--- EXERCISE OBJECTIVE ---
Leave out the pictures and repeat every record exactly.

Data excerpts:
• • • •
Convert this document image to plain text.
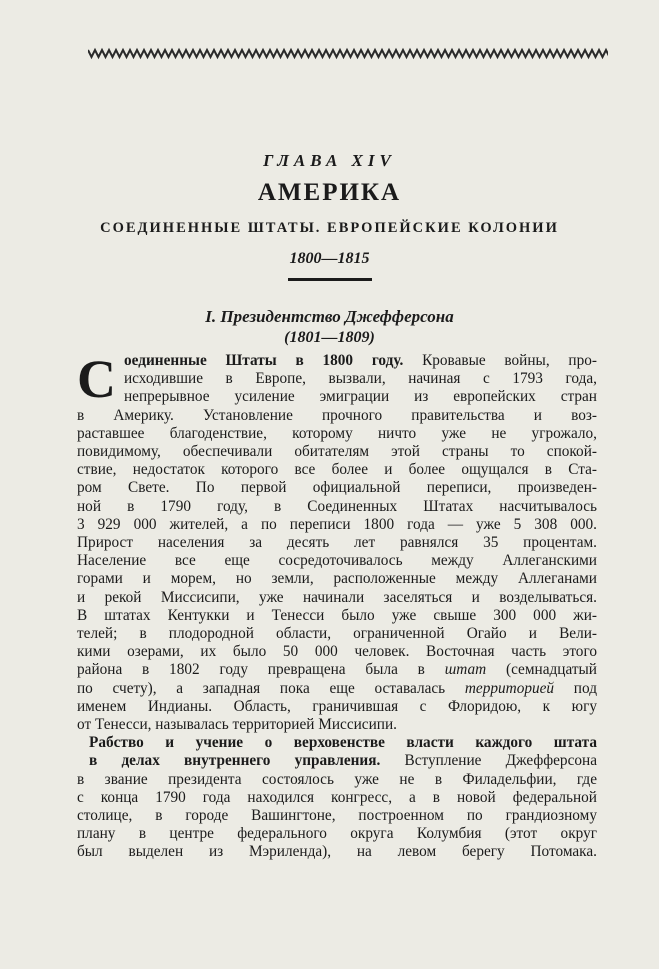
ГЛАВА XIV

АМЕРИКА

СОЕДИНЕННЫЕ ШТАТЫ. ЕВРОПЕЙСКИЕ КОЛОНИИ

1800—1815

I. Президентство Джефферсона

(1801—1809)

С оединенные Штаты в 1800 году. Кровавые войны, про-
исходившие в Европе, вызвали, начиная с 1793 года,
непрерывное усиление эмиграции из европейских стран
в Америку. Установление прочного правительства и воз-
раставшее благоденствие, которому ничто уже не угрожало,
повидимому, обеспечивали обитателям этой страны то спокой-
ствие, недостаток которого все более и более ощущался в Ста-
ром Свете. По первой официальной переписи, произведен-
ной в 1790 году, в Соединенных Штатах насчитывалось
3 929 000 жителей, а по переписи 1800 года — уже 5 308 000.
Прирост населения за десять лет равнялся 35 процентам.
Население все еще сосредоточивалось между Аллеганскими
горами и морем, но земли, расположенные между Аллеганами
и рекой Миссисипи, уже начинали заселяться и возделываться.
В штатах Кентукки и Тенесси было уже свыше 300 000 жи-
телей; в плодородной области, ограниченной Огайо и Вели-
кими озерами, их было 50 000 человек. Восточная часть этого
района в 1802 году превращена была в штат (семнадцатый
по счету), а западная пока еще оставалась территорией под
именем Индианы. Область, граничившая с Флоридою, к югу
от Тенесси, называлась территорией Миссисипи.

Рабство и учение о верховенстве власти каждого штата
в делах внутреннего управления. Вступление Джефферсона
в звание президента состоялось уже не в Филадельфии, где
с конца 1790 года находился конгресс, а в новой федеральной
столице, в городе Вашингтоне, построенном по грандиозному
плану в центре федерального округа Колумбия (этот округ
был выделен из Мэриленда), на левом берегу Потомака.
• • • •
--- EXERCISE RESULT ---
Convert this document image to plain text.
ГЛАВА XIV

АМЕРИКА

СОЕДИНЕННЫЕ ШТАТЫ. ЕВРОПЕЙСКИЕ КОЛОНИИ

1800—1815

I. Президентство Джефферсона

(1801—1809)

С оединенные Штаты в 1800 году. Кровавые войны, про-
исходившие в Европе, вызвали, начиная с 1793 года,
непрерывное усиление эмиграции из европейских стран
в Америку. Установление прочного правительства и воз-
раставшее благоденствие, которому ничто уже не угрожало,
повидимому, обеспечивали обитателям этой страны то спокой-
ствие, недостаток которого все более и более ощущался в Ста-
ром Свете. По первой официальной переписи, произведен-
ной в 1790 году, в Соединенных Штатах насчитывалось
3 929 000 жителей, а по переписи 1800 года — уже 5 308 000.
Прирост населения за десять лет равнялся 35 процентам.
Население все еще сосредоточивалось между Аллеганскими
горами и морем, но земли, расположенные между Аллеганами
и рекой Миссисипи, уже начинали заселяться и возделываться.
В штатах Кентукки и Тенесси было уже свыше 300 000 жи-
телей; в плодородной области, ограниченной Огайо и Вели-
кими озерами, их было 50 000 человек. Восточная часть этого
района в 1802 году превращена была в штат (семнадцатый
по счету), а западная пока еще оставалась территорией под
именем Индианы. Область, граничившая с Флоридою, к югу
от Тенесси, называлась территорией Миссисипи.

Рабство и учение о верховенстве власти каждого штата
в делах внутреннего управления. Вступление Джефферсона
в звание президента состоялось уже не в Филадельфии, где
с конца 1790 года находился конгресс, а в новой федеральной
столице, в городе Вашингтоне, построенном по грандиозному
плану в центре федерального округа Колумбия (этот округ
был выделен из Мэриленда), на левом берегу Потомака.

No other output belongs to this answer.